▶ Task input
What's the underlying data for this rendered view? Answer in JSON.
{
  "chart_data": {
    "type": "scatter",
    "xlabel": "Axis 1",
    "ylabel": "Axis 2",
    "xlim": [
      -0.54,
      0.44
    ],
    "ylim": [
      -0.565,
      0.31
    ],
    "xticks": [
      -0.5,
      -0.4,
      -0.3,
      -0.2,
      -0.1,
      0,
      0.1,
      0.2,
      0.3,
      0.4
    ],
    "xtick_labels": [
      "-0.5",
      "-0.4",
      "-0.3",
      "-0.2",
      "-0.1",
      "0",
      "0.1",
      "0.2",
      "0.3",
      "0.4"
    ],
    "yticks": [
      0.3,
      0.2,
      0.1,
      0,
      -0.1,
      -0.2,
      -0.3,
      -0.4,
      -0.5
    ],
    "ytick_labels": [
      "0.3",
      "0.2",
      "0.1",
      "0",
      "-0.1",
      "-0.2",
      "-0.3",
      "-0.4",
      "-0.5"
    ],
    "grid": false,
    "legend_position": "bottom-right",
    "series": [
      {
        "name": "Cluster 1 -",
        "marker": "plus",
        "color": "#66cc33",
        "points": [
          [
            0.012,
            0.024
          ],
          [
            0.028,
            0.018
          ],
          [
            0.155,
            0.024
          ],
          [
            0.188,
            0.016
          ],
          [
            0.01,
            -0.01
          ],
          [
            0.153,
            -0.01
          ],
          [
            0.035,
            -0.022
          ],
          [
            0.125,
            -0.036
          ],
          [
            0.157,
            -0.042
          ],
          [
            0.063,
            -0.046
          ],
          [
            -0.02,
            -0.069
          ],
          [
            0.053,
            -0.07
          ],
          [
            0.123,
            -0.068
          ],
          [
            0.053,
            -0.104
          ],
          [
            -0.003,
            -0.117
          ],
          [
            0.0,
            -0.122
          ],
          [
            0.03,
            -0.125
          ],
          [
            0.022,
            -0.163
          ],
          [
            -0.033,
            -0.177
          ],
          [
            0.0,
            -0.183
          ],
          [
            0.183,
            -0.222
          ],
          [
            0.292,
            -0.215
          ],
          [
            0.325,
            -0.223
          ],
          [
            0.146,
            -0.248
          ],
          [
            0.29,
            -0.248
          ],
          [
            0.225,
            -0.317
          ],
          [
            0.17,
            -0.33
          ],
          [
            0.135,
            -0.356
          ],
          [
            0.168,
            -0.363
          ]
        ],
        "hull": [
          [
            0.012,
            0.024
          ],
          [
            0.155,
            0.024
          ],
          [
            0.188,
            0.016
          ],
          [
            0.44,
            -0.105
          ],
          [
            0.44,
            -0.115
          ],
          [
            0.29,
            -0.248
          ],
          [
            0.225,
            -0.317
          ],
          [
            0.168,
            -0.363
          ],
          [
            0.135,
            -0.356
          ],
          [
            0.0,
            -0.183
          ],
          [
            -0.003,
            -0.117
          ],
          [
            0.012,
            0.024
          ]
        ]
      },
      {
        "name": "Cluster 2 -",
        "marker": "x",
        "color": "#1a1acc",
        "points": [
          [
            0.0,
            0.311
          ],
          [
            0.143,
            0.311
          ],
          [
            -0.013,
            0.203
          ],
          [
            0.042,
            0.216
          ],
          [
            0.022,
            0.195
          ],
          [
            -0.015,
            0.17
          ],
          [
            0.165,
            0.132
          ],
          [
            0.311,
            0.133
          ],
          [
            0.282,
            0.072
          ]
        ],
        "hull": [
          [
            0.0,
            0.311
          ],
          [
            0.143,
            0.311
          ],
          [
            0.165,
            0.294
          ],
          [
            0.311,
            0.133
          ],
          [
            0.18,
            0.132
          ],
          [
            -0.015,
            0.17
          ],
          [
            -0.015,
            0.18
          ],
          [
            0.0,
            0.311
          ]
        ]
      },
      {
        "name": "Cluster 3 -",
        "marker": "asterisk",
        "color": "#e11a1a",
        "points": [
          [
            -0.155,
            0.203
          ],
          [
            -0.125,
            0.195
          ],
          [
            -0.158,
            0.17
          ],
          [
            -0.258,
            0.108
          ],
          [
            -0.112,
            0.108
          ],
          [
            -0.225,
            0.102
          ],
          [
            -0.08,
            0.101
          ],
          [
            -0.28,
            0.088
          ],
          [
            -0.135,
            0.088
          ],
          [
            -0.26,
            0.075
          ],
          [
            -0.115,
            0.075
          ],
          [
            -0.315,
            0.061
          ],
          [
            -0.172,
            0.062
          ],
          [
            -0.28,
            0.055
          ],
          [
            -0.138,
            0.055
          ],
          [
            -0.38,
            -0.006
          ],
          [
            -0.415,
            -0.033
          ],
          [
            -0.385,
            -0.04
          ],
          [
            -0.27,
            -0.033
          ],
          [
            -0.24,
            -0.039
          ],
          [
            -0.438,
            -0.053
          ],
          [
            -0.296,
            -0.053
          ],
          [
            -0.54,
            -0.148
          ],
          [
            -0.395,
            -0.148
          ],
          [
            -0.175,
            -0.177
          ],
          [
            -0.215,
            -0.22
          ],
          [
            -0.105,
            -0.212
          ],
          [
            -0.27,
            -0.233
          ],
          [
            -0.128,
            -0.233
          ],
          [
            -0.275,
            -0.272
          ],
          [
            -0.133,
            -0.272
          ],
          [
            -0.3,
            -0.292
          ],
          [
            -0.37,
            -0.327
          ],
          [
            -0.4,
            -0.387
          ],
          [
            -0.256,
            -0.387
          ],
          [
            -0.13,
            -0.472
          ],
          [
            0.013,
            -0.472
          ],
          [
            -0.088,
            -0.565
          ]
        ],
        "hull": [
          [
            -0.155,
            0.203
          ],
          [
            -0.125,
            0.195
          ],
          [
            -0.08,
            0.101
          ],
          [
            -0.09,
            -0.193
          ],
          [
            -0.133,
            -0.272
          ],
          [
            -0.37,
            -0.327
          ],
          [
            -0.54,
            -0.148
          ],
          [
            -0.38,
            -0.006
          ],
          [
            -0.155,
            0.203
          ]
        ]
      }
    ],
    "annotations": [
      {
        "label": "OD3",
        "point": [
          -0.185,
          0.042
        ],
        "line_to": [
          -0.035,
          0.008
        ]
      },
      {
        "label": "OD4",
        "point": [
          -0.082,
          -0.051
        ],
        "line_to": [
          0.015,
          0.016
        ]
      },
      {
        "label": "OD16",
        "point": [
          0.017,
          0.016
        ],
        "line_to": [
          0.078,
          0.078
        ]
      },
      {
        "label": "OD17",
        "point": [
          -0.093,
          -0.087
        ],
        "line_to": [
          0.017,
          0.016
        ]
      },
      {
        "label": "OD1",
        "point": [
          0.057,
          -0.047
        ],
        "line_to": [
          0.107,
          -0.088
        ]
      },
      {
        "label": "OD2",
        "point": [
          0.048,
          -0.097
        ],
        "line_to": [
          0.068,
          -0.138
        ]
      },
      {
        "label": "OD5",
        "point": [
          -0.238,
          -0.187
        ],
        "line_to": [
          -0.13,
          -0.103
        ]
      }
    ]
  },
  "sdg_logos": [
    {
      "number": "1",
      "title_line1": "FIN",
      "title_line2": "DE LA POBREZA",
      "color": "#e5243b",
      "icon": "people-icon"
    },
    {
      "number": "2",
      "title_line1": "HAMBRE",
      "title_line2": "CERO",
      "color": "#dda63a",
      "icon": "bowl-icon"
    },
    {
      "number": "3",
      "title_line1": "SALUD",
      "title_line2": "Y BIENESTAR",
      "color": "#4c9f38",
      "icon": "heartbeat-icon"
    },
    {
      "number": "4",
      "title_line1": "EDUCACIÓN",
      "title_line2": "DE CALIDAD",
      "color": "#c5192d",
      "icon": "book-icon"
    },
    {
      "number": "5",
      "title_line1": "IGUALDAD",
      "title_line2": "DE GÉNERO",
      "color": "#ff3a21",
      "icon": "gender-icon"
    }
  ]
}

▶ Job
Go through the records and show every line with the string "name" in it.

▶ Exercise solution
        "name": "Cluster 1 -",
        "name": "Cluster 2 -",
        "name": "Cluster 3 -",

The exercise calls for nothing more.